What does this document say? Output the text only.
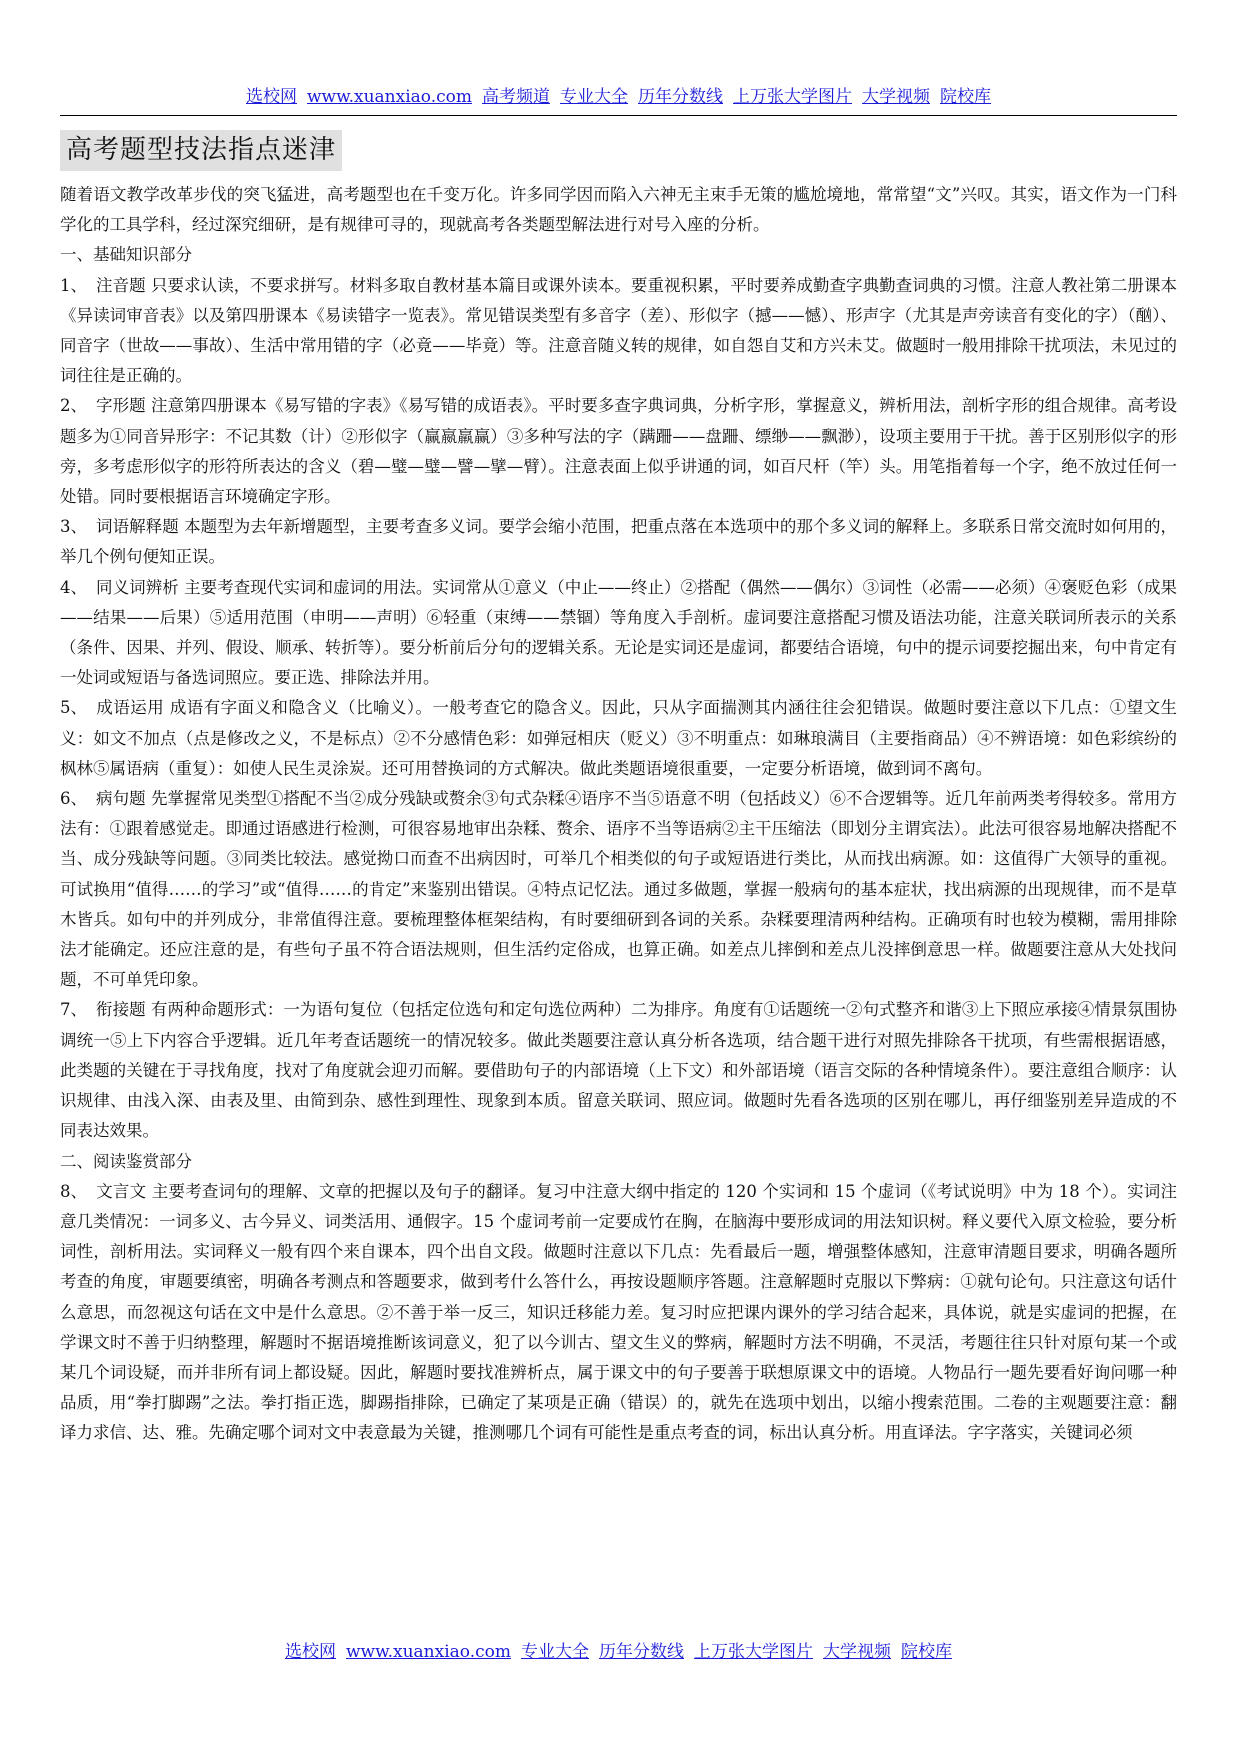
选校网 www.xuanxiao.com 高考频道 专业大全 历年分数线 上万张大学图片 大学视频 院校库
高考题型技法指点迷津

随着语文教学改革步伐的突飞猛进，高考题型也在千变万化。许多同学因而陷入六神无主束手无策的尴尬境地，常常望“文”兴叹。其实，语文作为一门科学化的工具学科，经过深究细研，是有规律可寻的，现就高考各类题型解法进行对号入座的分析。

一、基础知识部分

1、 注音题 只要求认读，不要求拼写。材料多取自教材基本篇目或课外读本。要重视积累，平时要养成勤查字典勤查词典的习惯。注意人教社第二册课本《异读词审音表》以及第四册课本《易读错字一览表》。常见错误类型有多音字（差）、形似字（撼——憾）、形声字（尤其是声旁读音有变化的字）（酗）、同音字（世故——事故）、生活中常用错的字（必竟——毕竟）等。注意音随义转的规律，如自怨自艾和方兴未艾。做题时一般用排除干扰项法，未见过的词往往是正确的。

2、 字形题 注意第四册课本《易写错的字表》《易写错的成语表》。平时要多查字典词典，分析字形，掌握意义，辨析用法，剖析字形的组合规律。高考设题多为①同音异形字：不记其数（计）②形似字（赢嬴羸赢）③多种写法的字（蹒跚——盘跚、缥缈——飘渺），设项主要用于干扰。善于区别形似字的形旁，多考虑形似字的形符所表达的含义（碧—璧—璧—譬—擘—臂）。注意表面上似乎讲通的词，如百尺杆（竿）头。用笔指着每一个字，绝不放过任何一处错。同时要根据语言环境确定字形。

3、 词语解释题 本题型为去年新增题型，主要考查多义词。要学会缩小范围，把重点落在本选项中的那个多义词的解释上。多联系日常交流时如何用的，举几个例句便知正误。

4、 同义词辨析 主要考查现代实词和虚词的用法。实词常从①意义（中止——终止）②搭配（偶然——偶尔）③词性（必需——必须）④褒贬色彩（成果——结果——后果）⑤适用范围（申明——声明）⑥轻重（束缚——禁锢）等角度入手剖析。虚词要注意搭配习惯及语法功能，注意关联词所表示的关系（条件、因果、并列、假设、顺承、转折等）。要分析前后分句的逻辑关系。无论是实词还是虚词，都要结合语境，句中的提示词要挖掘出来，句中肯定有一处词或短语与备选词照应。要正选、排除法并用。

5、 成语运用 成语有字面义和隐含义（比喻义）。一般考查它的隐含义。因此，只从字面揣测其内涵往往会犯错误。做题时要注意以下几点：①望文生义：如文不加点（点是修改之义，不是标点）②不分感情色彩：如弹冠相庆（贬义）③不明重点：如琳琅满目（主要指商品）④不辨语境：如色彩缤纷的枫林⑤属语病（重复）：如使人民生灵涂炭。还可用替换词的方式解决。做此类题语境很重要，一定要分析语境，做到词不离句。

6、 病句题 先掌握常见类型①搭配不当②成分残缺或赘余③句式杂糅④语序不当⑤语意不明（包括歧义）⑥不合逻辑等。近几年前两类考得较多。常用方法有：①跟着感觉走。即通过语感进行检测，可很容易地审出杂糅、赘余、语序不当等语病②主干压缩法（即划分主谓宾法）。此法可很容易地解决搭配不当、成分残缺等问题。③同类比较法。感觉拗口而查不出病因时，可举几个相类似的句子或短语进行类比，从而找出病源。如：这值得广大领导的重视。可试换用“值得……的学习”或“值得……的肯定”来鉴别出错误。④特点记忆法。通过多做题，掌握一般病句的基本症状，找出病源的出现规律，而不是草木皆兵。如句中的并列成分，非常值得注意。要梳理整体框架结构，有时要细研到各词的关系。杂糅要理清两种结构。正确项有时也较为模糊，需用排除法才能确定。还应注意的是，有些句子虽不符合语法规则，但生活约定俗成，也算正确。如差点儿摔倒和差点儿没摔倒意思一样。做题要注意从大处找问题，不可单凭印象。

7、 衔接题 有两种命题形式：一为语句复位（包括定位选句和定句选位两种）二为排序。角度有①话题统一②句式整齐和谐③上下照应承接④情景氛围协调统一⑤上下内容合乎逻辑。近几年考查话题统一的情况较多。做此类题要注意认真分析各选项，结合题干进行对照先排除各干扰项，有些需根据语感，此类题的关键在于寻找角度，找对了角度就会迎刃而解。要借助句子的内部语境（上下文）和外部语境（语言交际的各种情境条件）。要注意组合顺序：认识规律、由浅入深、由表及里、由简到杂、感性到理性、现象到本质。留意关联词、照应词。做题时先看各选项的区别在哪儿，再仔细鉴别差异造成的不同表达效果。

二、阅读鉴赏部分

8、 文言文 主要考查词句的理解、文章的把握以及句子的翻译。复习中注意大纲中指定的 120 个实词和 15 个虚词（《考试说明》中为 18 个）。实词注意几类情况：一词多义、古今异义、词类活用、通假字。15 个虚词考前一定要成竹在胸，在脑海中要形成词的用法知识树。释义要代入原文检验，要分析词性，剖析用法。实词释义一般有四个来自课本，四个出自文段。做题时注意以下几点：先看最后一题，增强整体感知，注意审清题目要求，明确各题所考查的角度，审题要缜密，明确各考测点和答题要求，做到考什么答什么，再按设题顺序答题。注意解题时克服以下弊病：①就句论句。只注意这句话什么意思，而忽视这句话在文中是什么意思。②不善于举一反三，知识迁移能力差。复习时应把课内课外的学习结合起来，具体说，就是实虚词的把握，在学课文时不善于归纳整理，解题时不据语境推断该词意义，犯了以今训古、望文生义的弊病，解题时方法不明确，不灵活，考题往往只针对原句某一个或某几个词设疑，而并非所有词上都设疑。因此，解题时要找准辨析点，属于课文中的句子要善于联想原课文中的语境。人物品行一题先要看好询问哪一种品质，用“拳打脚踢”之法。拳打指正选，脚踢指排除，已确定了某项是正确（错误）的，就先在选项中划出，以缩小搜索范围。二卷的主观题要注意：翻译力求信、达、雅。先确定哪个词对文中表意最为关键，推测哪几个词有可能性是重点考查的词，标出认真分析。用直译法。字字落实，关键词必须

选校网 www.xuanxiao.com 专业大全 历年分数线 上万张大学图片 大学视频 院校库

▶ _THE EXERCISE_
Transcribe the whole listing exactly. Pictures are excluded.

▶ _SOLUTION TO THIS TASK_
What does this document say? Output the text only.
选校网 www.xuanxiao.com 高考频道 专业大全 历年分数线 上万张大学图片 大学视频 院校库
高考题型技法指点迷津

随着语文教学改革步伐的突飞猛进，高考题型也在千变万化。许多同学因而陷入六神无主束手无策的尴尬境地，常常望“文”兴叹。其实，语文作为一门科学化的工具学科，经过深究细研，是有规律可寻的，现就高考各类题型解法进行对号入座的分析。

一、基础知识部分

1、 注音题 只要求认读，不要求拼写。材料多取自教材基本篇目或课外读本。要重视积累，平时要养成勤查字典勤查词典的习惯。注意人教社第二册课本《异读词审音表》以及第四册课本《易读错字一览表》。常见错误类型有多音字（差）、形似字（撼——憾）、形声字（尤其是声旁读音有变化的字）（酗）、同音字（世故——事故）、生活中常用错的字（必竟——毕竟）等。注意音随义转的规律，如自怨自艾和方兴未艾。做题时一般用排除干扰项法，未见过的词往往是正确的。

2、 字形题 注意第四册课本《易写错的字表》《易写错的成语表》。平时要多查字典词典，分析字形，掌握意义，辨析用法，剖析字形的组合规律。高考设题多为①同音异形字：不记其数（计）②形似字（赢嬴羸赢）③多种写法的字（蹒跚——盘跚、缥缈——飘渺），设项主要用于干扰。善于区别形似字的形旁，多考虑形似字的形符所表达的含义（碧—璧—璧—譬—擘—臂）。注意表面上似乎讲通的词，如百尺杆（竿）头。用笔指着每一个字，绝不放过任何一处错。同时要根据语言环境确定字形。

3、 词语解释题 本题型为去年新增题型，主要考查多义词。要学会缩小范围，把重点落在本选项中的那个多义词的解释上。多联系日常交流时如何用的，举几个例句便知正误。

4、 同义词辨析 主要考查现代实词和虚词的用法。实词常从①意义（中止——终止）②搭配（偶然——偶尔）③词性（必需——必须）④褒贬色彩（成果——结果——后果）⑤适用范围（申明——声明）⑥轻重（束缚——禁锢）等角度入手剖析。虚词要注意搭配习惯及语法功能，注意关联词所表示的关系（条件、因果、并列、假设、顺承、转折等）。要分析前后分句的逻辑关系。无论是实词还是虚词，都要结合语境，句中的提示词要挖掘出来，句中肯定有一处词或短语与备选词照应。要正选、排除法并用。

5、 成语运用 成语有字面义和隐含义（比喻义）。一般考查它的隐含义。因此，只从字面揣测其内涵往往会犯错误。做题时要注意以下几点：①望文生义：如文不加点（点是修改之义，不是标点）②不分感情色彩：如弹冠相庆（贬义）③不明重点：如琳琅满目（主要指商品）④不辨语境：如色彩缤纷的枫林⑤属语病（重复）：如使人民生灵涂炭。还可用替换词的方式解决。做此类题语境很重要，一定要分析语境，做到词不离句。

6、 病句题 先掌握常见类型①搭配不当②成分残缺或赘余③句式杂糅④语序不当⑤语意不明（包括歧义）⑥不合逻辑等。近几年前两类考得较多。常用方法有：①跟着感觉走。即通过语感进行检测，可很容易地审出杂糅、赘余、语序不当等语病②主干压缩法（即划分主谓宾法）。此法可很容易地解决搭配不当、成分残缺等问题。③同类比较法。感觉拗口而查不出病因时，可举几个相类似的句子或短语进行类比，从而找出病源。如：这值得广大领导的重视。可试换用“值得……的学习”或“值得……的肯定”来鉴别出错误。④特点记忆法。通过多做题，掌握一般病句的基本症状，找出病源的出现规律，而不是草木皆兵。如句中的并列成分，非常值得注意。要梳理整体框架结构，有时要细研到各词的关系。杂糅要理清两种结构。正确项有时也较为模糊，需用排除法才能确定。还应注意的是，有些句子虽不符合语法规则，但生活约定俗成，也算正确。如差点儿摔倒和差点儿没摔倒意思一样。做题要注意从大处找问题，不可单凭印象。

7、 衔接题 有两种命题形式：一为语句复位（包括定位选句和定句选位两种）二为排序。角度有①话题统一②句式整齐和谐③上下照应承接④情景氛围协调统一⑤上下内容合乎逻辑。近几年考查话题统一的情况较多。做此类题要注意认真分析各选项，结合题干进行对照先排除各干扰项，有些需根据语感，此类题的关键在于寻找角度，找对了角度就会迎刃而解。要借助句子的内部语境（上下文）和外部语境（语言交际的各种情境条件）。要注意组合顺序：认识规律、由浅入深、由表及里、由简到杂、感性到理性、现象到本质。留意关联词、照应词。做题时先看各选项的区别在哪儿，再仔细鉴别差异造成的不同表达效果。

二、阅读鉴赏部分

8、 文言文 主要考查词句的理解、文章的把握以及句子的翻译。复习中注意大纲中指定的 120 个实词和 15 个虚词（《考试说明》中为 18 个）。实词注意几类情况：一词多义、古今异义、词类活用、通假字。15 个虚词考前一定要成竹在胸，在脑海中要形成词的用法知识树。释义要代入原文检验，要分析词性，剖析用法。实词释义一般有四个来自课本，四个出自文段。做题时注意以下几点：先看最后一题，增强整体感知，注意审清题目要求，明确各题所考查的角度，审题要缜密，明确各考测点和答题要求，做到考什么答什么，再按设题顺序答题。注意解题时克服以下弊病：①就句论句。只注意这句话什么意思，而忽视这句话在文中是什么意思。②不善于举一反三，知识迁移能力差。复习时应把课内课外的学习结合起来，具体说，就是实虚词的把握，在学课文时不善于归纳整理，解题时不据语境推断该词意义，犯了以今训古、望文生义的弊病，解题时方法不明确，不灵活，考题往往只针对原句某一个或某几个词设疑，而并非所有词上都设疑。因此，解题时要找准辨析点，属于课文中的句子要善于联想原课文中的语境。人物品行一题先要看好询问哪一种品质，用“拳打脚踢”之法。拳打指正选，脚踢指排除，已确定了某项是正确（错误）的，就先在选项中划出，以缩小搜索范围。二卷的主观题要注意：翻译力求信、达、雅。先确定哪个词对文中表意最为关键，推测哪几个词有可能性是重点考查的词，标出认真分析。用直译法。字字落实，关键词必须

选校网 www.xuanxiao.com 专业大全 历年分数线 上万张大学图片 大学视频 院校库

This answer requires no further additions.